RECORDS FOR THIS EXERCISE:
──────────────────────────────

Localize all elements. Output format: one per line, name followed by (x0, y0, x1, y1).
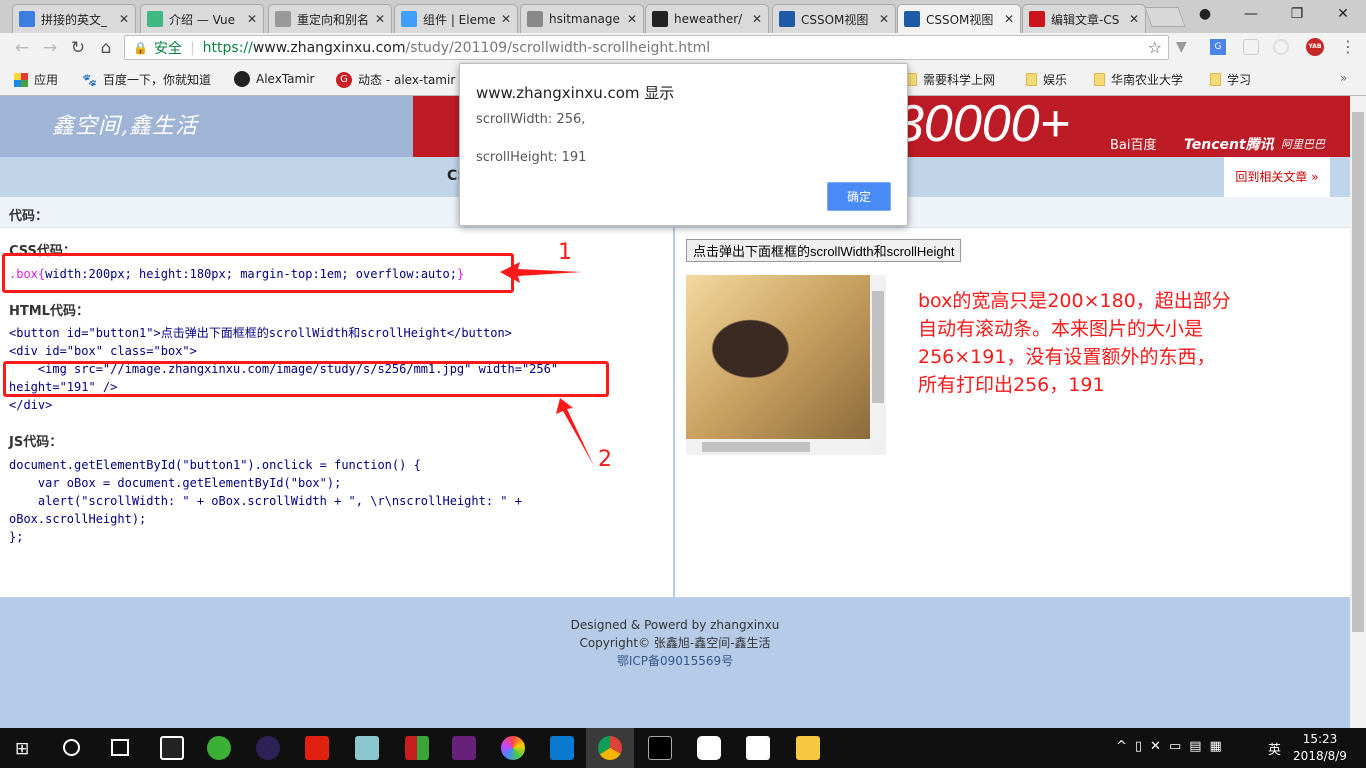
photos-icon[interactable] (501, 736, 525, 760)
clock[interactable]: 15:23 2018/8/9 (1290, 731, 1350, 765)
alert-dialog: www.zhangxinxu.com 显示 scrollWidth: 256, … (459, 63, 908, 226)
arrow-2 (556, 398, 594, 466)
annotation-number: 1 (558, 240, 572, 265)
ime-indicator[interactable]: 英 (1268, 739, 1281, 758)
dialog-title: www.zhangxinxu.com 显示 (476, 84, 675, 102)
dialog-message-line: scrollHeight: 191 (476, 150, 587, 165)
cortana-icon[interactable] (63, 739, 80, 756)
chrome-taskbar-button[interactable] (586, 728, 634, 768)
visual-studio-icon[interactable] (452, 736, 476, 760)
speed-test-icon[interactable] (697, 736, 721, 760)
qq-icon[interactable] (160, 736, 184, 760)
terminal-icon[interactable] (648, 736, 672, 760)
task-view-icon[interactable] (111, 739, 129, 756)
netease-music-icon[interactable] (305, 736, 329, 760)
taskbar: ⊞ ^▯✕▭▤▦ 英 15:23 2018/8/9 (0, 728, 1366, 768)
ok-button[interactable]: 确定 (827, 182, 891, 211)
vscode-icon[interactable] (550, 736, 574, 760)
annotation-number: 2 (598, 447, 612, 472)
system-tray-icons[interactable]: ^▯✕▭▤▦ (1116, 739, 1230, 754)
file-explorer-icon[interactable] (796, 736, 820, 760)
windows-start-icon[interactable]: ⊞ (15, 739, 29, 759)
wechat-icon[interactable] (207, 736, 231, 760)
app-icon[interactable] (405, 736, 429, 760)
arrow-1 (500, 262, 582, 283)
wps-icon[interactable] (746, 736, 770, 760)
asm-icon[interactable] (355, 736, 379, 760)
dialog-message-line: scrollWidth: 256, (476, 112, 586, 127)
chrome-icon (598, 736, 622, 760)
eclipse-icon[interactable] (256, 736, 280, 760)
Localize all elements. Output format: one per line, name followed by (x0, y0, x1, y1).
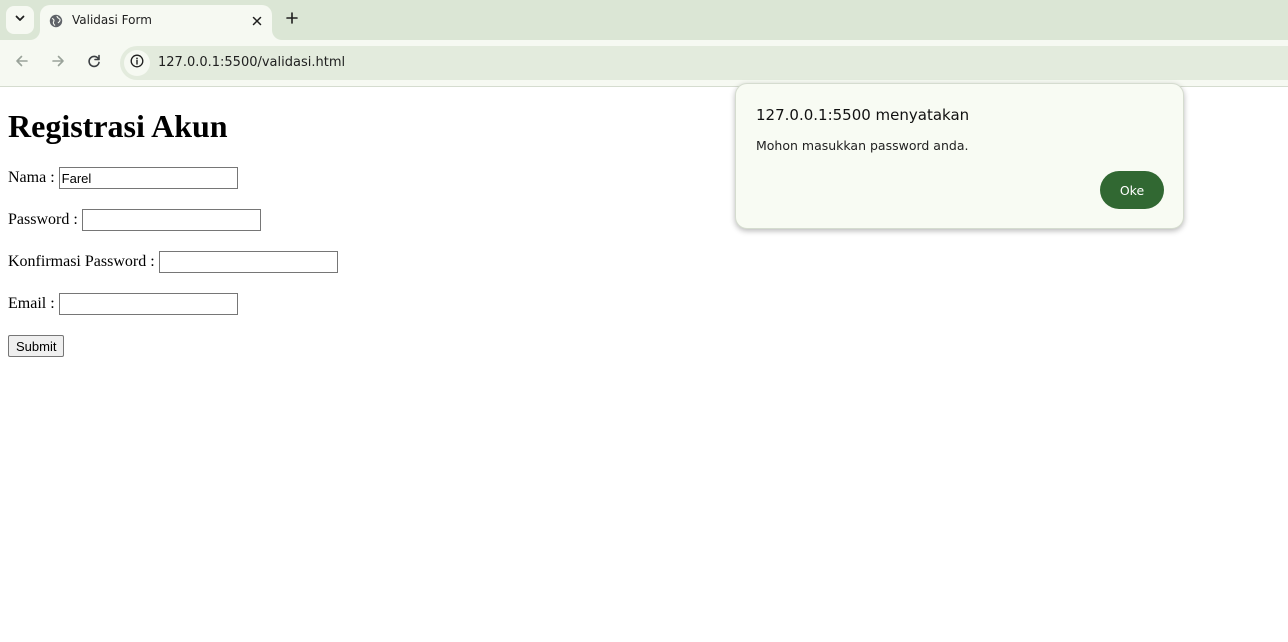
plus-icon (286, 11, 298, 29)
password-row: Password : (8, 209, 261, 231)
globe-icon (49, 14, 63, 28)
info-icon (130, 54, 144, 73)
browser-tab[interactable]: Validasi Form (40, 5, 272, 40)
arrow-right-icon (50, 53, 66, 74)
tab-strip: Validasi Form (0, 0, 1288, 40)
browser-toolbar: 127.0.0.1:5500/validasi.html (0, 40, 1288, 87)
reload-button[interactable] (82, 51, 106, 75)
email-label: Email : (8, 295, 55, 312)
forward-button[interactable] (46, 51, 70, 75)
alert-dialog: 127.0.0.1:5500 menyatakan Mohon masukkan… (735, 83, 1184, 229)
email-row: Email : (8, 293, 238, 315)
back-button[interactable] (10, 51, 34, 75)
nama-label: Nama : (8, 169, 55, 186)
new-tab-button[interactable] (281, 9, 303, 31)
konfirmasi-password-label: Konfirmasi Password : (8, 253, 155, 270)
password-label: Password : (8, 211, 78, 228)
arrow-left-icon (14, 53, 30, 74)
dialog-title: 127.0.0.1:5500 menyatakan (756, 106, 970, 124)
url-text: 127.0.0.1:5500/validasi.html (158, 55, 346, 70)
site-info-button[interactable] (124, 50, 150, 76)
address-bar[interactable]: 127.0.0.1:5500/validasi.html (120, 46, 1288, 80)
konfirmasi-password-row: Konfirmasi Password : (8, 251, 338, 273)
chevron-down-icon (14, 11, 26, 29)
konfirmasi-password-input[interactable] (158, 251, 338, 273)
nama-row: Nama : (8, 167, 238, 189)
password-input[interactable] (81, 209, 261, 231)
reload-icon (86, 53, 102, 74)
dialog-message: Mohon masukkan password anda. (756, 138, 969, 153)
tab-title: Validasi Form (72, 13, 152, 27)
email-input[interactable] (58, 293, 238, 315)
close-icon[interactable] (248, 12, 266, 30)
nama-input[interactable] (58, 167, 238, 189)
submit-button[interactable]: Submit (8, 335, 65, 357)
dialog-ok-button[interactable]: Oke (1100, 171, 1164, 209)
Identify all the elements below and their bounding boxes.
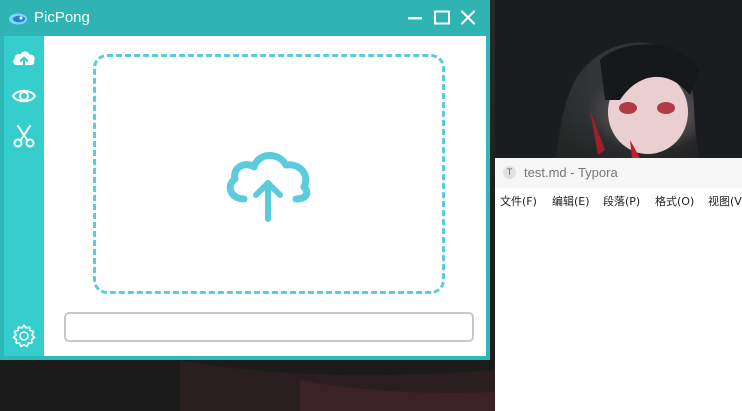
picpong-window: PicPong — [0, 0, 490, 360]
app-logo-icon — [9, 13, 27, 25]
minimize-icon — [408, 17, 422, 20]
scissors-icon — [13, 125, 35, 148]
image-drop-zone[interactable] — [93, 54, 445, 294]
typora-title-bar[interactable]: T test.md - Typora — [495, 158, 742, 188]
sidebar — [4, 36, 44, 356]
url-input[interactable] — [64, 312, 474, 342]
maximize-icon — [434, 10, 450, 25]
sidebar-item-upload[interactable] — [10, 44, 38, 72]
menu-edit[interactable]: 编辑(E) — [552, 193, 590, 209]
cloud-upload-icon — [13, 51, 35, 68]
sidebar-item-cut[interactable] — [10, 122, 38, 150]
maximize-button[interactable] — [431, 8, 453, 28]
close-button[interactable] — [457, 8, 479, 28]
cloud-upload-icon — [226, 152, 311, 222]
minimize-button[interactable] — [404, 8, 426, 28]
menu-paragraph[interactable]: 段落(P) — [603, 193, 640, 209]
app-title: PicPong — [34, 9, 90, 26]
menu-file[interactable]: 文件(F) — [500, 193, 537, 209]
typora-app-icon: T — [503, 166, 516, 179]
typora-menu-bar: 文件(F) 编辑(E) 段落(P) 格式(O) 视图(V) — [495, 188, 742, 212]
close-icon — [460, 10, 476, 25]
eye-icon — [11, 89, 37, 103]
title-bar[interactable]: PicPong — [0, 0, 490, 36]
menu-view[interactable]: 视图(V) — [708, 193, 742, 209]
sidebar-item-view[interactable] — [10, 82, 38, 110]
gear-icon — [12, 324, 36, 348]
typora-window: T test.md - Typora 文件(F) 编辑(E) 段落(P) 格式(… — [495, 158, 742, 411]
sidebar-item-settings[interactable] — [10, 322, 38, 350]
main-content — [44, 36, 486, 356]
typora-window-title: test.md - Typora — [524, 165, 618, 180]
typora-editor-area[interactable] — [495, 212, 742, 411]
menu-format[interactable]: 格式(O) — [655, 193, 694, 209]
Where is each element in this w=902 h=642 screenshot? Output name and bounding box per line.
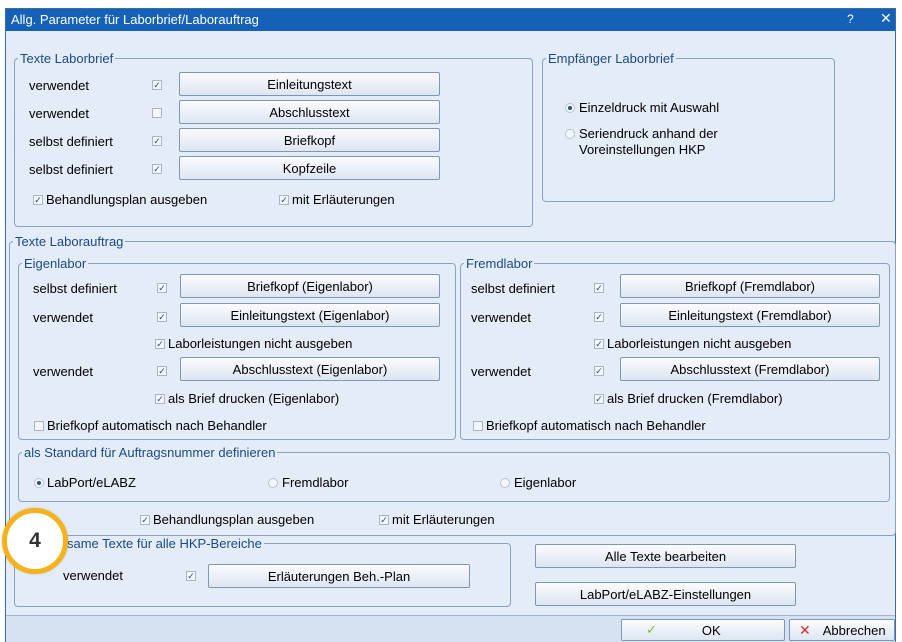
radio-eigenlabor[interactable] [500, 478, 510, 488]
checkbox-kopfzeile[interactable]: ✓ [152, 164, 162, 174]
checkbox-abschlusstext[interactable]: ✓ [152, 108, 162, 118]
briefkopf-eigenlabor-button[interactable]: Briefkopf (Eigenlabor) [180, 274, 440, 298]
checkbox-fremd-abschluss[interactable]: ✓ [594, 366, 604, 376]
group-standard-auftragsnummer: als Standard für Auftragsnummer definier… [18, 446, 890, 502]
checkbox-briefkopf[interactable]: ✓ [152, 136, 162, 146]
close-icon[interactable]: ✕ [880, 10, 892, 27]
check-icon: ✓ [646, 622, 657, 637]
checkbox-fremd-leistungen[interactable]: ✓ [594, 339, 604, 349]
help-button[interactable]: ? [847, 12, 854, 26]
fremd-brief-label: als Brief drucken (Fremdlabor) [607, 391, 783, 406]
row-label: selbst definiert [33, 281, 117, 296]
labport-radio-label: LabPort/eLABZ [47, 475, 136, 490]
einleitungstext-button[interactable]: Einleitungstext [179, 72, 440, 96]
checkbox-auftrag-behandlungsplan[interactable]: ✓ [140, 515, 150, 525]
erlaeuterungen-behplan-button[interactable]: Erläuterungen Beh.-Plan [208, 564, 470, 588]
kopfzeile-button[interactable]: Kopfzeile [179, 156, 440, 180]
checkbox-fremd-auto[interactable]: ✓ [473, 421, 483, 431]
briefkopf-button[interactable]: Briefkopf [179, 128, 440, 152]
ok-button[interactable]: ✓ OK [621, 619, 785, 641]
einleitungstext-eigenlabor-button[interactable]: Einleitungstext (Eigenlabor) [180, 303, 440, 327]
eigen-leistungen-label: Laborleistungen nicht ausgeben [168, 336, 353, 351]
checkbox-eigen-brief[interactable]: ✓ [155, 394, 165, 404]
ok-label: OK [701, 622, 721, 638]
fremdlabor-radio-label: Fremdlabor [282, 475, 349, 490]
checkbox-eigen-einleitung[interactable]: ✓ [157, 312, 167, 322]
eigenlabor-radio-label: Eigenlabor [514, 475, 577, 490]
radio-fremdlabor[interactable] [268, 478, 278, 488]
cancel-x-icon: ✕ [799, 621, 811, 638]
checkbox-eigen-auto[interactable]: ✓ [34, 421, 44, 431]
group-legend: Texte Laborauftrag [15, 234, 124, 249]
radio-einzeldruck[interactable] [565, 103, 575, 113]
einzeldruck-label: Einzeldruck mit Auswahl [579, 100, 720, 115]
checkbox-gemeinsam[interactable]: ✓ [186, 571, 196, 581]
row-label: verwendet [29, 106, 89, 121]
group-legend: Texte Laborbrief [20, 51, 114, 66]
einleitungstext-fremdlabor-button[interactable]: Einleitungstext (Fremdlabor) [620, 303, 880, 327]
window-title: Allg. Parameter für Laborbrief/Laborauft… [11, 12, 259, 27]
abschlusstext-fremdlabor-button[interactable]: Abschlusstext (Fremdlabor) [620, 357, 880, 381]
row-label: verwendet [471, 310, 531, 325]
auftrag-erlaeuterungen-label: mit Erläuterungen [392, 512, 495, 527]
checkbox-erlaeuterungen[interactable]: ✓ [279, 195, 289, 205]
group-legend: als Standard für Auftragsnummer definier… [24, 445, 276, 460]
alle-texte-bearbeiten-button[interactable]: Alle Texte bearbeiten [535, 544, 796, 568]
seriendruck-label-2: Voreinstellungen HKP [579, 142, 706, 157]
fremd-auto-label: Briefkopf automatisch nach Behandler [486, 418, 706, 433]
briefkopf-fremdlabor-button[interactable]: Briefkopf (Fremdlabor) [620, 274, 880, 298]
row-label: selbst definiert [29, 162, 113, 177]
step-number-badge: 4 [2, 508, 68, 574]
auftrag-behandlungsplan-label: Behandlungsplan ausgeben [153, 512, 315, 527]
labport-einstellungen-button[interactable]: LabPort/eLABZ-Einstellungen [535, 582, 796, 606]
group-legend: Empfänger Laborbrief [548, 51, 674, 66]
group-legend: Eigenlabor [24, 256, 87, 271]
abbrechen-button[interactable]: ✕ Abbrechen [789, 619, 895, 641]
seriendruck-label: Seriendruck anhand der [579, 126, 718, 141]
checkbox-fremd-briefkopf[interactable]: ✓ [594, 283, 604, 293]
checkbox-eigen-leistungen[interactable]: ✓ [155, 339, 165, 349]
title-bar: Allg. Parameter für Laborbrief/Laborauft… [6, 9, 895, 31]
row-label: selbst definiert [471, 281, 555, 296]
behandlungsplan-label: Behandlungsplan ausgeben [46, 192, 208, 207]
row-label: verwendet [471, 364, 531, 379]
checkbox-fremd-brief[interactable]: ✓ [594, 394, 604, 404]
eigen-brief-label: als Brief drucken (Eigenlabor) [168, 391, 340, 406]
row-label: verwendet [29, 78, 89, 93]
gemeinsam-label: verwendet [63, 568, 123, 583]
radio-labport[interactable] [34, 478, 44, 488]
row-label: verwendet [33, 364, 93, 379]
abbrechen-label: Abbrechen [822, 622, 886, 638]
group-legend: same Texte für alle HKP-Bereiche [67, 536, 262, 551]
checkbox-einleitungstext[interactable]: ✓ [152, 80, 162, 90]
fremd-leistungen-label: Laborleistungen nicht ausgeben [607, 336, 792, 351]
checkbox-fremd-einleitung[interactable]: ✓ [594, 312, 604, 322]
erlaeuterungen-label: mit Erläuterungen [292, 192, 395, 207]
abschlusstext-button[interactable]: Abschlusstext [179, 100, 440, 124]
row-label: selbst definiert [29, 134, 113, 149]
eigen-auto-label: Briefkopf automatisch nach Behandler [47, 418, 267, 433]
group-legend: Fremdlabor [466, 256, 533, 271]
checkbox-eigen-briefkopf[interactable]: ✓ [157, 283, 167, 293]
checkbox-eigen-abschluss[interactable]: ✓ [157, 366, 167, 376]
abschlusstext-eigenlabor-button[interactable]: Abschlusstext (Eigenlabor) [180, 357, 440, 381]
checkbox-behandlungsplan[interactable]: ✓ [33, 195, 43, 205]
radio-seriendruck[interactable] [565, 129, 575, 139]
row-label: verwendet [33, 310, 93, 325]
checkbox-auftrag-erlaeuterungen[interactable]: ✓ [379, 515, 389, 525]
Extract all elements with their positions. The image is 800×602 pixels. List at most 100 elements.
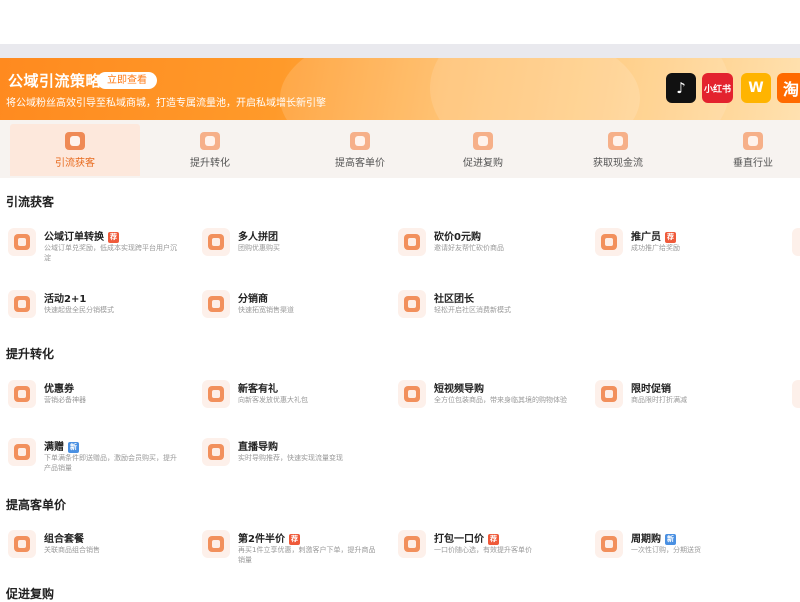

──────────────────────────────

WHAT THE TASK REQUIRES: How many lines in the data above contain the word "nicht"? Give only the number.

RESULT: 2